begin Text excerpt

Newsletters have been all the rage for a couple of years. I’m not saying I’m some sort of pioneer (I am), but I’ve had my own newsletter for quite some time. In the last few months, I’ve been taking it a bit more seriously.

What’s in a name?

Last October, I moved the newsletter to Goodbits, which is great for compiling and annotating links. But I recently switched back to Mailchimp because, frankly, I couldn’t justify the $19 monthly fee.

I took the opportunity to do a little rebranding too. For a long time, I called my newsletter The Broome Cupboard, which was kind of silly, even though it helped remind people who was sending the emails. It was time to call the newsletter something that better reflects what it actually contains.

And that is:

  • original microstories and my own experiences of being an author
  • images of other authors’ writing spaces
  • links to articles about writing, reading and creativity.

My newsletter is for authors and readers and anyone interested in writing, publishing and putting their work out there. And now it is called Shelflife, which sums things up nicely and gives a gentle nod to the practical challenges of being a writer.

end Text excerpt
begin Extracted records

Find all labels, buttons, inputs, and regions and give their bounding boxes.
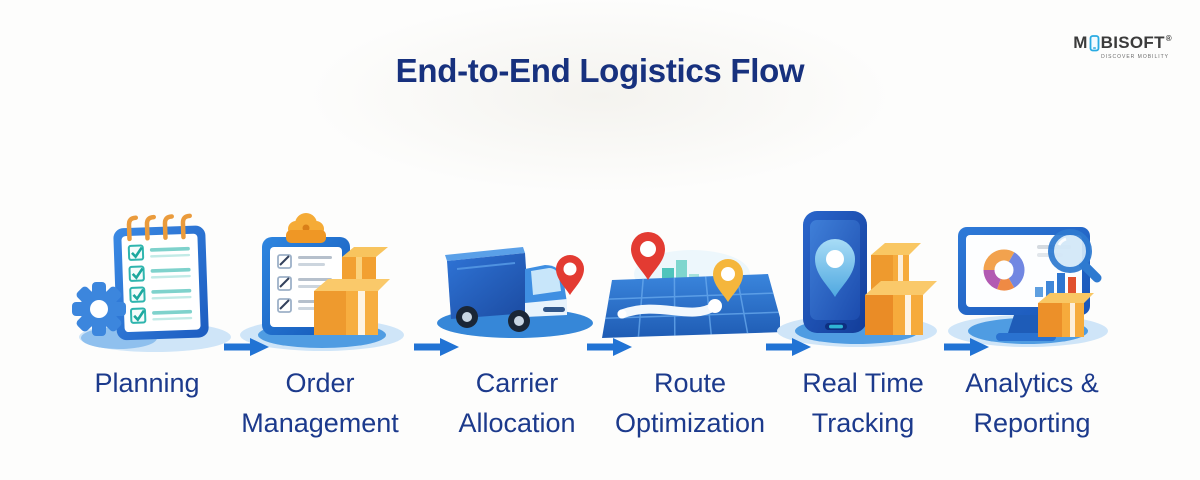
gear-icon — [72, 282, 126, 336]
delivery-truck — [445, 247, 567, 332]
phone-tracking-icon — [773, 197, 953, 359]
location-pin-red — [631, 232, 665, 280]
clipboard-checklist-gear-icon — [57, 197, 237, 359]
flow-arrow-icon — [224, 336, 270, 358]
gps-pin — [815, 239, 855, 297]
donut-chart — [983, 249, 1025, 291]
location-pin-yellow — [713, 259, 743, 302]
step-label-real-time-tracking: Real Time Tracking — [802, 368, 924, 438]
monitor-stand — [1008, 315, 1044, 333]
step-order-management: Order Management — [235, 197, 405, 443]
step-label-planning: Planning — [94, 368, 200, 398]
magnifier-icon — [1048, 229, 1102, 283]
step-analytics-reporting: Analytics & Reporting — [947, 197, 1117, 443]
mobisoft-logo-wordmark: M BISOFT ® — [1073, 33, 1172, 53]
step-real-time-tracking: Real Time Tracking — [777, 197, 948, 443]
location-pin-red — [556, 255, 584, 295]
flow-arrow-icon — [944, 336, 990, 358]
page-title: End-to-End Logistics Flow — [395, 52, 805, 89]
phone-icon — [1089, 34, 1100, 52]
package-box-front — [314, 279, 390, 335]
clipboard-packages-icon — [230, 197, 410, 359]
step-label-order-management: Order Management — [241, 368, 399, 438]
step-route-optimization: Route Optimization — [602, 197, 784, 443]
registered-mark: ® — [1165, 33, 1172, 43]
map — [602, 274, 784, 338]
smartphone — [803, 211, 867, 333]
checklist-rows — [127, 244, 193, 324]
flow-arrow-icon — [414, 336, 460, 358]
package-box-front — [865, 281, 937, 335]
step-planning: Planning — [62, 197, 232, 403]
flow-arrow-icon — [587, 336, 633, 358]
logo-tagline: DISCOVER MOBILITY — [1101, 54, 1169, 60]
mobisoft-logo: M BISOFT ® DISCOVER MOBILITY — [1073, 33, 1172, 60]
logo-rest: BISOFT — [1100, 33, 1165, 52]
logistics-flow-diagram: Planning — [0, 197, 1200, 457]
bar-chart — [1035, 273, 1076, 297]
clip — [286, 213, 326, 243]
step-label-route-optimization: Route Optimization — [614, 368, 766, 438]
step-label-carrier-allocation: Carrier Allocation — [458, 368, 576, 438]
truck-pin-icon — [427, 197, 607, 359]
flow-arrow-icon — [766, 336, 812, 358]
spiral-rings — [126, 213, 192, 242]
route-line — [617, 301, 720, 319]
notepad — [113, 213, 209, 341]
step-label-analytics-reporting: Analytics & Reporting — [965, 368, 1099, 438]
map-pins-icon — [600, 197, 784, 359]
step-carrier-allocation: Carrier Allocation — [432, 197, 602, 443]
logo-letter-m: M — [1073, 33, 1088, 52]
monitor-analytics-icon — [942, 197, 1122, 359]
package-box — [1038, 293, 1094, 337]
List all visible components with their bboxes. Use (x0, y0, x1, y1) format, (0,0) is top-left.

end Extracted records

_Set of tasks:_
(A) In the post about the newsletter, why did the writer move the newsletter from Goodbits back to Mailchimp?
(B) Carry on the post about the newsletter past its final sentence.

_Answers for the exercise:_
(A) The writer couldn't justify paying Goodbits' $19 monthly fee.

(B)
Ask the audience

The switch to Shelflife was more than just a name change. I took the chance to invite subscribers to answer a survey that would help me find out exactly what they wanted from the newsletter.

People had signed up over several years and I really wasn’t clear about what people were looking for from me. It turned out I was on the right track in terms of content and very little has changed in that regard.

However, I had been finding it tough to keep up with the weekly schedule, so I also asked my subscribers how often they wanted to receive the emails. Turned out that most people also found it difficult to open, read and explore what I was sending on a weekly basis.

That’s why I now send Shelflife out every two weeks instead. It’s been much better for me and I think the overall quality of the emails has improved. Certainly, I’ve seen no negative impact on the newsletter’s open and click rates.

Subscribe for free

I’ve sent out four issues of Shelflife so far and I’d love you to subscribe for free and give it a shot. If you’ve been following me online for a while, it’s definitely the best place for you to keep up with what I’m doing.

You can sign up and read previous issues on my special Shelflife page.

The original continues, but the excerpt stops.